SOURCE EXTRACT:
Kristin Nelson is an American politician who has served as the member for the 38th district of the Alabama House of Representatives since 2026.

==Political career==
Republican Debbie Wood resigned from representing the 38th district in the Alabama House of Representatives on July 31, 2025, to move to the Florida panhandle with her husband. Nelson, the chairperson of the Chambers County Republican Party, ran for the seat, which covers parts of Chambers and Lee counties. Nelson faced fellow Republican Garrett Dixon, defeating him with about 54% of the vote. Nelson faced Democratic nominee Hazel Floyd in the general election, winning with about 85% of the vote.

Nelson is running for reelection the 2026 general election. She won the Republican primary unopposed, setting up a rematch against Democratic nominee Hazel Floyd.

PROVIDED INFORMATION:
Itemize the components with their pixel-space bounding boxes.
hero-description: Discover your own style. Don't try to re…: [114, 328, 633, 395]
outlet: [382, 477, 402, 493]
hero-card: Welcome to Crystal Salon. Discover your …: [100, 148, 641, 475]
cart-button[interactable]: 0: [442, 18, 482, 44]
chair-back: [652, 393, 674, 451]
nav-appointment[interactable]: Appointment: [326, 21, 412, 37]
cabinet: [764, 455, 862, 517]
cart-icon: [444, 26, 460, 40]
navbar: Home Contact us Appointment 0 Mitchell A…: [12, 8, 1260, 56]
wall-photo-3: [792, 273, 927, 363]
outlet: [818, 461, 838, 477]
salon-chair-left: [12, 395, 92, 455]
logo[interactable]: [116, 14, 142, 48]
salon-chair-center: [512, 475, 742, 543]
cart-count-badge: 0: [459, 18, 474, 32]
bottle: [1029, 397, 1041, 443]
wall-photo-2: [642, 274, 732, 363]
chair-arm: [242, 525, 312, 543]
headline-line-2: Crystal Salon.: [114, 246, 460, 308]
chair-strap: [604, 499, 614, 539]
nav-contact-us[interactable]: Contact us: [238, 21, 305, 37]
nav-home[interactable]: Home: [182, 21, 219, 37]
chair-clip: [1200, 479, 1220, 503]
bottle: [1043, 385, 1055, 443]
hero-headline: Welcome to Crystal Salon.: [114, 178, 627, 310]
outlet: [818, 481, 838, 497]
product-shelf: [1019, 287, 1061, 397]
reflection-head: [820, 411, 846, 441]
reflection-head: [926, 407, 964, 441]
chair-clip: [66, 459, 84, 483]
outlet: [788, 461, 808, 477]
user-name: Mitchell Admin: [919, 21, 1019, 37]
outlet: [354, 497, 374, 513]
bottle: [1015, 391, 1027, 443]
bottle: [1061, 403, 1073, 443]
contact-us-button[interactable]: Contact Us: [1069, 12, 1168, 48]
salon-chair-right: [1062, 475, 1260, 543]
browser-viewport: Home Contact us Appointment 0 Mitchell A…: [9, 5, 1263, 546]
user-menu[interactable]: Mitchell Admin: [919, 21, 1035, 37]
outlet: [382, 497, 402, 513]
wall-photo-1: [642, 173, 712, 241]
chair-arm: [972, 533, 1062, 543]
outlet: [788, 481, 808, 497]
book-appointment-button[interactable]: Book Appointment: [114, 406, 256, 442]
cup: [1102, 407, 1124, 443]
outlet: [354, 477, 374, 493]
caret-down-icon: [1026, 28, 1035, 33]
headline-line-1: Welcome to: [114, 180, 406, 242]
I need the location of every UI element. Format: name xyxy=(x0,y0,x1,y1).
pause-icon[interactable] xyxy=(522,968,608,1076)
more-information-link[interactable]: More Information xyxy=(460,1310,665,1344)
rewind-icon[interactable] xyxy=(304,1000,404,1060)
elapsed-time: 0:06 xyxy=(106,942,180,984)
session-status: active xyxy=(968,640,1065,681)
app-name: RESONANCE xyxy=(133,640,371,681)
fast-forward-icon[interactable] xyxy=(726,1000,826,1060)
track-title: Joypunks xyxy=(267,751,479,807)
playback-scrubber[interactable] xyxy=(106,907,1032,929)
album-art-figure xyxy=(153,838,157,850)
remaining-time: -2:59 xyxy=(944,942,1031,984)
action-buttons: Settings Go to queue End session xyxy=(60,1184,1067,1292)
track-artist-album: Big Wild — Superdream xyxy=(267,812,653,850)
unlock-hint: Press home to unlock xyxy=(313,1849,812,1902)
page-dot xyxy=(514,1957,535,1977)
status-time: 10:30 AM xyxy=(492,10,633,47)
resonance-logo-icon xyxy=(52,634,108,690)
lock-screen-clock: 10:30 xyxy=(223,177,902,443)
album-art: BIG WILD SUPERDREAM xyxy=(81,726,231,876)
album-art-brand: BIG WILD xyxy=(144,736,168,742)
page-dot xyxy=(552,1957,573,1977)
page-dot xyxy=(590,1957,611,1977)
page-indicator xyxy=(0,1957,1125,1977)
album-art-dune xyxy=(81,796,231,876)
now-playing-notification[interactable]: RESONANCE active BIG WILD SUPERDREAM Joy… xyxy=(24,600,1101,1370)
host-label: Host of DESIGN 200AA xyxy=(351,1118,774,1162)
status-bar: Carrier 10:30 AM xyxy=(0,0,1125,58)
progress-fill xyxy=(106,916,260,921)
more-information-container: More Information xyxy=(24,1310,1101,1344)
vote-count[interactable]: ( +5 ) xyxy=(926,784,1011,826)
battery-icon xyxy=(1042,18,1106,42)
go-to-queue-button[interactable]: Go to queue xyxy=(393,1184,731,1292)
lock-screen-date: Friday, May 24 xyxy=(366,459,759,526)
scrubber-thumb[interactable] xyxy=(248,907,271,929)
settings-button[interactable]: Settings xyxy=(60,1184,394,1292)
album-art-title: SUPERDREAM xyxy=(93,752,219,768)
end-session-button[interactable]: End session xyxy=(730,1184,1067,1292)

WORK TO BE COMPLETED:
Answer these from the text on Kristin Nelson:
(a) On what date did Debbie Wood resign from the 38th district seat?
(b) About what share of the vote did Nelson win against Garrett Dixon?
(c) Whom does Nelson face in the 2026 general election?

YOUR SOLUTION:
(a) July 31, 2025
(b) About 54%
(c) Democratic nominee Hazel Floyd